(Rows from a figure dataset)
* start *
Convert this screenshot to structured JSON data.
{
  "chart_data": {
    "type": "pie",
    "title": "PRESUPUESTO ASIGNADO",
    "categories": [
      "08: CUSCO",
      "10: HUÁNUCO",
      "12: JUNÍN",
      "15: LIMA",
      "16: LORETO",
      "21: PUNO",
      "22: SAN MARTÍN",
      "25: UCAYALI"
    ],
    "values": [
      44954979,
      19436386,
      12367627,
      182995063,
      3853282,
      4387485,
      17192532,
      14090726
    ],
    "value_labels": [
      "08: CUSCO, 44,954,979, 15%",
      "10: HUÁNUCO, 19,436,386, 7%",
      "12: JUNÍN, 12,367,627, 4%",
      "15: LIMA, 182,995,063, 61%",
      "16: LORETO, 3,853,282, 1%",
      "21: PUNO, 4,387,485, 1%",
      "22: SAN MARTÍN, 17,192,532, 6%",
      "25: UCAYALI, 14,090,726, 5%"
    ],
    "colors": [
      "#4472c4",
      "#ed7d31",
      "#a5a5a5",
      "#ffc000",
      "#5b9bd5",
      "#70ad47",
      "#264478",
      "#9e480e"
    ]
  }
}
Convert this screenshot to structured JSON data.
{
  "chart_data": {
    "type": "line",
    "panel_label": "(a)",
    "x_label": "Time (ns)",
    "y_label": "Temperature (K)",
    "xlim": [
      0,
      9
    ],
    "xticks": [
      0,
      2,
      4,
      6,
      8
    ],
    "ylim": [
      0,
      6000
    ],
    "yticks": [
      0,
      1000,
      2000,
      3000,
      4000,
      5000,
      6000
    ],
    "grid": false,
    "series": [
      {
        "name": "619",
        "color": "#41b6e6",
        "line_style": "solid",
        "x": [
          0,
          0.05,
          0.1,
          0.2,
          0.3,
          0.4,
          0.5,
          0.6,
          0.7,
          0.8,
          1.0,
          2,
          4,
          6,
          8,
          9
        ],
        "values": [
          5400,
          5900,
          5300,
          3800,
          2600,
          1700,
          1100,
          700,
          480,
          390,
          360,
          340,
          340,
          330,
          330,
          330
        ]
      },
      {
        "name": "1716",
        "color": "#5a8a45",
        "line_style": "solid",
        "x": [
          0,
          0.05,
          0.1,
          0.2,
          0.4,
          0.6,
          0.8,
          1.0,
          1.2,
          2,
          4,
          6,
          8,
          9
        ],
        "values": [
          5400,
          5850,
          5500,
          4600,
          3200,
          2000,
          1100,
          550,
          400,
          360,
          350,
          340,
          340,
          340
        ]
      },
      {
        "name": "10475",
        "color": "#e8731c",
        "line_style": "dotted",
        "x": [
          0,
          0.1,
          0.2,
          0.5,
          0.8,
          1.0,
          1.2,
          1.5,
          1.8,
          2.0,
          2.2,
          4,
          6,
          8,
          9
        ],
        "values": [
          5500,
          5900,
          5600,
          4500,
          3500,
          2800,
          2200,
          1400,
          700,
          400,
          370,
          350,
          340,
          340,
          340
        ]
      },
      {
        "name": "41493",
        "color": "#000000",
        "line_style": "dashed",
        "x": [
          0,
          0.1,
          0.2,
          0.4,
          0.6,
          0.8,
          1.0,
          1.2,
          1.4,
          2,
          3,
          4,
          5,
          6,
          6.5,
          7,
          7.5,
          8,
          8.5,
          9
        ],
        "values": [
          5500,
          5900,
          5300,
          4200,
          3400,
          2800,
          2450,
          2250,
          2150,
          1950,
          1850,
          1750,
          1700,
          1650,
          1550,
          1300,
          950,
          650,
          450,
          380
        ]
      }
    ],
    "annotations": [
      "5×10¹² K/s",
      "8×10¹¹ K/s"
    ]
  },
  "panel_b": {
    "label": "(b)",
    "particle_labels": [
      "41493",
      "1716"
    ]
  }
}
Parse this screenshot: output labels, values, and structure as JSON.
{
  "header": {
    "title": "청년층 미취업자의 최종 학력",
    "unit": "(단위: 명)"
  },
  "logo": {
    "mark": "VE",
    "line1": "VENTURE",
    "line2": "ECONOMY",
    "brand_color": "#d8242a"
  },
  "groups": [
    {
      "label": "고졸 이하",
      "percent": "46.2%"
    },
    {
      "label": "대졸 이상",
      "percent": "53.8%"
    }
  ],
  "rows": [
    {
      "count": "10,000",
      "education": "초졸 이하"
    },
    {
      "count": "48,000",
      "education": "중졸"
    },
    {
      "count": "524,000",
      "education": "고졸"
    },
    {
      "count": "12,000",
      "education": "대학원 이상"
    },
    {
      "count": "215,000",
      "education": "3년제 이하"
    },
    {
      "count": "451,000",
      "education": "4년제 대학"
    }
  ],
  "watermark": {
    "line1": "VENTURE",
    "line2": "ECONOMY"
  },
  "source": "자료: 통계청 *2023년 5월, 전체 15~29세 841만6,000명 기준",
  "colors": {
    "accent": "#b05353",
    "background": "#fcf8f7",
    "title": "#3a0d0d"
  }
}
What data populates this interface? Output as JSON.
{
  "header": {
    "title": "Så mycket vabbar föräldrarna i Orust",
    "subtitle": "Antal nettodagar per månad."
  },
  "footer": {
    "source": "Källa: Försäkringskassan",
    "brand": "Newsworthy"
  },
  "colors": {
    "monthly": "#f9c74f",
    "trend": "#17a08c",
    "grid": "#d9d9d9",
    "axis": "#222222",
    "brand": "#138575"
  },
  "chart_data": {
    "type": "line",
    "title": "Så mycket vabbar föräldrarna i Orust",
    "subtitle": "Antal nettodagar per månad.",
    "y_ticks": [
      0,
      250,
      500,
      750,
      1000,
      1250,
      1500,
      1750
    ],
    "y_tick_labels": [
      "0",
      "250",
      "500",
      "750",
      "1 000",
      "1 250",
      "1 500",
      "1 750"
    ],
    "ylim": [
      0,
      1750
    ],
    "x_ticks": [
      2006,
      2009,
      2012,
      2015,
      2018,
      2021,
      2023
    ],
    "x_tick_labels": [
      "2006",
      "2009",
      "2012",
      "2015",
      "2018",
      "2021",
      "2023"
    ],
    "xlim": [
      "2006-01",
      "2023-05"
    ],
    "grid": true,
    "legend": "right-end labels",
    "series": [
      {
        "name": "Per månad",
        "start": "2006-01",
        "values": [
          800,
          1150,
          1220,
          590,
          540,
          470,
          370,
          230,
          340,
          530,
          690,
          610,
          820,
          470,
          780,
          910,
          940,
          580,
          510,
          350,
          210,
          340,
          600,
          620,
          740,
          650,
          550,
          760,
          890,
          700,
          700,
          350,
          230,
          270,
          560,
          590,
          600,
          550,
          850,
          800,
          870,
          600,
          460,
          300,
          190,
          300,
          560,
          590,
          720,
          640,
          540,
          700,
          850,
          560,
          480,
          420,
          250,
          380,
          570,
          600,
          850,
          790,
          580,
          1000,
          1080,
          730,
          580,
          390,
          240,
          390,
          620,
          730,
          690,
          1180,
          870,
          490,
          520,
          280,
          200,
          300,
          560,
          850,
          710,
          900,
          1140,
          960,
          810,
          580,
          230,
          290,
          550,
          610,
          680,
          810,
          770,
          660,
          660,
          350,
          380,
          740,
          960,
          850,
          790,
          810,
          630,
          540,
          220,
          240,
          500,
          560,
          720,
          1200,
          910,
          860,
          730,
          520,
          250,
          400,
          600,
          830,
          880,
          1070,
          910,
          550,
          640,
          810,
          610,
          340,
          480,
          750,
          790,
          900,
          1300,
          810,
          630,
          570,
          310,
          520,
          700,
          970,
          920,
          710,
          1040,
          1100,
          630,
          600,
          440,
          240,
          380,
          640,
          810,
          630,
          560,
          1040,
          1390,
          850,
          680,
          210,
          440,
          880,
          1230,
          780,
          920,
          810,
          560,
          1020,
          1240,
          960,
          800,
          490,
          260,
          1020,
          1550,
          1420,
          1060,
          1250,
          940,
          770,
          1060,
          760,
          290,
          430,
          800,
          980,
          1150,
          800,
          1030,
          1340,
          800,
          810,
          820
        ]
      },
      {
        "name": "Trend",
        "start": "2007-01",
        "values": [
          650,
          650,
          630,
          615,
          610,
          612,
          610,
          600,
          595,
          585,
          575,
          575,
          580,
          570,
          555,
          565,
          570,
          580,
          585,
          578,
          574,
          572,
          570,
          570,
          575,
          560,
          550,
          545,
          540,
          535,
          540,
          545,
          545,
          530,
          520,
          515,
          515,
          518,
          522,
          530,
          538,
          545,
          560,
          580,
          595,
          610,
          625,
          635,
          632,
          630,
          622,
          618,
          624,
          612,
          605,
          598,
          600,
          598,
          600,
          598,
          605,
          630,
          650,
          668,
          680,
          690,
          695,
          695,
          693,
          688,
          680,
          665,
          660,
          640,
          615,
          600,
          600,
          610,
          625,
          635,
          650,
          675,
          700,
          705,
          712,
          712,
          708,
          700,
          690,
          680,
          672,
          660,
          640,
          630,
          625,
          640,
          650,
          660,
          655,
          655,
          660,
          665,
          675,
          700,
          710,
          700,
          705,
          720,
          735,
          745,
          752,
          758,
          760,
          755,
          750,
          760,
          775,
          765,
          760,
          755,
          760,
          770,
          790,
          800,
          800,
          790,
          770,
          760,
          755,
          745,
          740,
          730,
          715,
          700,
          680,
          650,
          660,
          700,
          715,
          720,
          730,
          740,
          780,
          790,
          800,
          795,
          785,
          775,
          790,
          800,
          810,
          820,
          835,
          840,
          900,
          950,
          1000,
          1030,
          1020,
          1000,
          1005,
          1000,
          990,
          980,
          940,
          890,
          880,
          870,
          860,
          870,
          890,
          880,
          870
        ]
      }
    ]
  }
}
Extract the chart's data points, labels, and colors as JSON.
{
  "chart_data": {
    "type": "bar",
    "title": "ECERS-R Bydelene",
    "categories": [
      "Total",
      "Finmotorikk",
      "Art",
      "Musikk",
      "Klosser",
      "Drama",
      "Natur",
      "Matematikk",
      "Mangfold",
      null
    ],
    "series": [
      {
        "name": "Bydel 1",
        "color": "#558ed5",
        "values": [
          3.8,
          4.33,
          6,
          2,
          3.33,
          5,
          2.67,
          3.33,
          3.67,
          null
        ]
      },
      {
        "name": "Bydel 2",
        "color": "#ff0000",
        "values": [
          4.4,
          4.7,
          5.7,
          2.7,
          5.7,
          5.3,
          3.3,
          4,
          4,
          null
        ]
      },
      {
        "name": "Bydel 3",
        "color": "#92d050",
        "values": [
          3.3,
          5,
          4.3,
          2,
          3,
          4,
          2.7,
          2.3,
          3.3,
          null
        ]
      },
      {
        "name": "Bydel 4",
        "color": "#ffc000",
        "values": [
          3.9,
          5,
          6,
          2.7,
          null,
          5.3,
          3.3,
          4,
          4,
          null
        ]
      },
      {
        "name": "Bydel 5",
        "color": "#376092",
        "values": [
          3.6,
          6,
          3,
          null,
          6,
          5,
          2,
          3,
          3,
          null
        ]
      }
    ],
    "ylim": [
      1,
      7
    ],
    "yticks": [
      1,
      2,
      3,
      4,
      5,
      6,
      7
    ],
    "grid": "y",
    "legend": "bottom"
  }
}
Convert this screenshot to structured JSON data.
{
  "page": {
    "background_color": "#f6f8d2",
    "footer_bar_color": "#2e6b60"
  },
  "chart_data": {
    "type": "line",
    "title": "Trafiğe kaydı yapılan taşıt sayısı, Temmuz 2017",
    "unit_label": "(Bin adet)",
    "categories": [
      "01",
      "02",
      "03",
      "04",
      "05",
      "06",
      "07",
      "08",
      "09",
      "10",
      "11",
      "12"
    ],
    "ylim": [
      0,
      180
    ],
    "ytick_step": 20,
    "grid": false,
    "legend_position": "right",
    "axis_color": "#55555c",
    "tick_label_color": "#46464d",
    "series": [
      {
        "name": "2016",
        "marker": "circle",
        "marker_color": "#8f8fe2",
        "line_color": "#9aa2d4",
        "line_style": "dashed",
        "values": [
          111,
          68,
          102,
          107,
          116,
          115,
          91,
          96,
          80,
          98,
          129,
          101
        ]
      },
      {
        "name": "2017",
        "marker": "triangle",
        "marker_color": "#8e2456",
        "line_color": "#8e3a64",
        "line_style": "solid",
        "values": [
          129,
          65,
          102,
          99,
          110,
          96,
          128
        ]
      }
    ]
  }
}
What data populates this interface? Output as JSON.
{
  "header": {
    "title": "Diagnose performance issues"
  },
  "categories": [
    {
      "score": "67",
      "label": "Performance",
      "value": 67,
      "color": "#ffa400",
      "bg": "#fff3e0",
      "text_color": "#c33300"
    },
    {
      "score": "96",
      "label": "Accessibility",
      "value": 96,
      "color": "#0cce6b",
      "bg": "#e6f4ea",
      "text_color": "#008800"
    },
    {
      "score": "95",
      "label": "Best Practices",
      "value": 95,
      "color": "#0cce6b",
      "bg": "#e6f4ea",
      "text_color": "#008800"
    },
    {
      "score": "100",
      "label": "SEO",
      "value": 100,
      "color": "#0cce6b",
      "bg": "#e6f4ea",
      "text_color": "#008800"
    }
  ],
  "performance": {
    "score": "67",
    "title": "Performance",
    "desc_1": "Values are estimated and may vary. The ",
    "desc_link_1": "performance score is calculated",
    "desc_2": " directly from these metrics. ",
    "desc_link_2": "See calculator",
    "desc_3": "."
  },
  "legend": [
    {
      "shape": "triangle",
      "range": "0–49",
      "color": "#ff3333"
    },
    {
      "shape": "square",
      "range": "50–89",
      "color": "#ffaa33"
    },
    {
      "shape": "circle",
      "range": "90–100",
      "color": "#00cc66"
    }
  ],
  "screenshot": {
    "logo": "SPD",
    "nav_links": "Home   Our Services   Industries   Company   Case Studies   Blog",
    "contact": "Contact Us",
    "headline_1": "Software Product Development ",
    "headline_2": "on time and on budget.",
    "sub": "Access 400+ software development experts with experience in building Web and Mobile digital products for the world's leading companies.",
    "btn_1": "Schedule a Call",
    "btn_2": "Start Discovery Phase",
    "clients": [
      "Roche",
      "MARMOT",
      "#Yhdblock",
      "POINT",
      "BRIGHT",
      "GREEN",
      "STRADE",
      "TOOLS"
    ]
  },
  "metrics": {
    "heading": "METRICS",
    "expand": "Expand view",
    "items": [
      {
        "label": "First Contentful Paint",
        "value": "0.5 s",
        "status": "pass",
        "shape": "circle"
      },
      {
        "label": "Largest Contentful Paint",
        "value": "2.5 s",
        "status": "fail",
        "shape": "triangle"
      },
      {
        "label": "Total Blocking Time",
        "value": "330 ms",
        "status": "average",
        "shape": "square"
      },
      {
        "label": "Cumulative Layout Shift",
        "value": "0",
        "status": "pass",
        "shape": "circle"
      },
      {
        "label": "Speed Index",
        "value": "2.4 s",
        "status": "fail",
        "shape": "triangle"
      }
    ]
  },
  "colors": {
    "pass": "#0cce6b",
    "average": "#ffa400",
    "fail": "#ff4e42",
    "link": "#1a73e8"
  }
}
* end *
=== WRITTEN INSTRUCTION ===
Copy out every line where the word "circle" occurs.

=== WRITTEN REPLY ===
        "marker": "circle",
      "shape": "circle",
        "shape": "circle"
        "shape": "circle"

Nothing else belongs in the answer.